BEGIN

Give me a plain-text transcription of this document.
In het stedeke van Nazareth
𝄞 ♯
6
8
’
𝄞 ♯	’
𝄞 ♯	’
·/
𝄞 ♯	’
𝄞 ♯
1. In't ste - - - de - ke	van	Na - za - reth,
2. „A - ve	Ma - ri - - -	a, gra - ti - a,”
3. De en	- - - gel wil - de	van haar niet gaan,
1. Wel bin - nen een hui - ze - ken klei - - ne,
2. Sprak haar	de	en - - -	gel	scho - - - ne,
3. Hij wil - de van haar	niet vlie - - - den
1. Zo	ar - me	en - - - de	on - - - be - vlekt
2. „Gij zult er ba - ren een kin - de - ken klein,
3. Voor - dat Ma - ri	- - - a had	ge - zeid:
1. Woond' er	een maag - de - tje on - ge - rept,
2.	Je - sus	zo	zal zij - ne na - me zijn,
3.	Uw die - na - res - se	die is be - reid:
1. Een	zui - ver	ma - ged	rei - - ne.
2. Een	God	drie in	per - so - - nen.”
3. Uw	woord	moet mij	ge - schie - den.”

END

• _Task directions_
Transcribe the data above in full, exactly.

• _Solution for this task_
Give me a plain-text transcription of this document.
In het stedeke van Nazareth
𝄞 ♯
6
8
’
𝄞 ♯	’
𝄞 ♯	’
·/
𝄞 ♯	’
𝄞 ♯
1. In't ste - - - de - ke	van	Na - za - reth,
2. „A - ve	Ma - ri - - -	a, gra - ti - a,”
3. De en	- - - gel wil - de	van haar niet gaan,
1. Wel bin - nen een hui - ze - ken klei - - ne,
2. Sprak haar	de	en - - -	gel	scho - - - ne,
3. Hij wil - de van haar	niet vlie - - - den
1. Zo	ar - me	en - - - de	on - - - be - vlekt
2. „Gij zult er ba - ren een kin - de - ken klein,
3. Voor - dat Ma - ri	- - - a had	ge - zeid:
1. Woond' er	een maag - de - tje on - ge - rept,
2.	Je - sus	zo	zal zij - ne na - me zijn,
3.	Uw die - na - res - se	die is be - reid:
1. Een	zui - ver	ma - ged	rei - - ne.
2. Een	God	drie in	per - so - - nen.”
3. Uw	woord	moet mij	ge - schie - den.”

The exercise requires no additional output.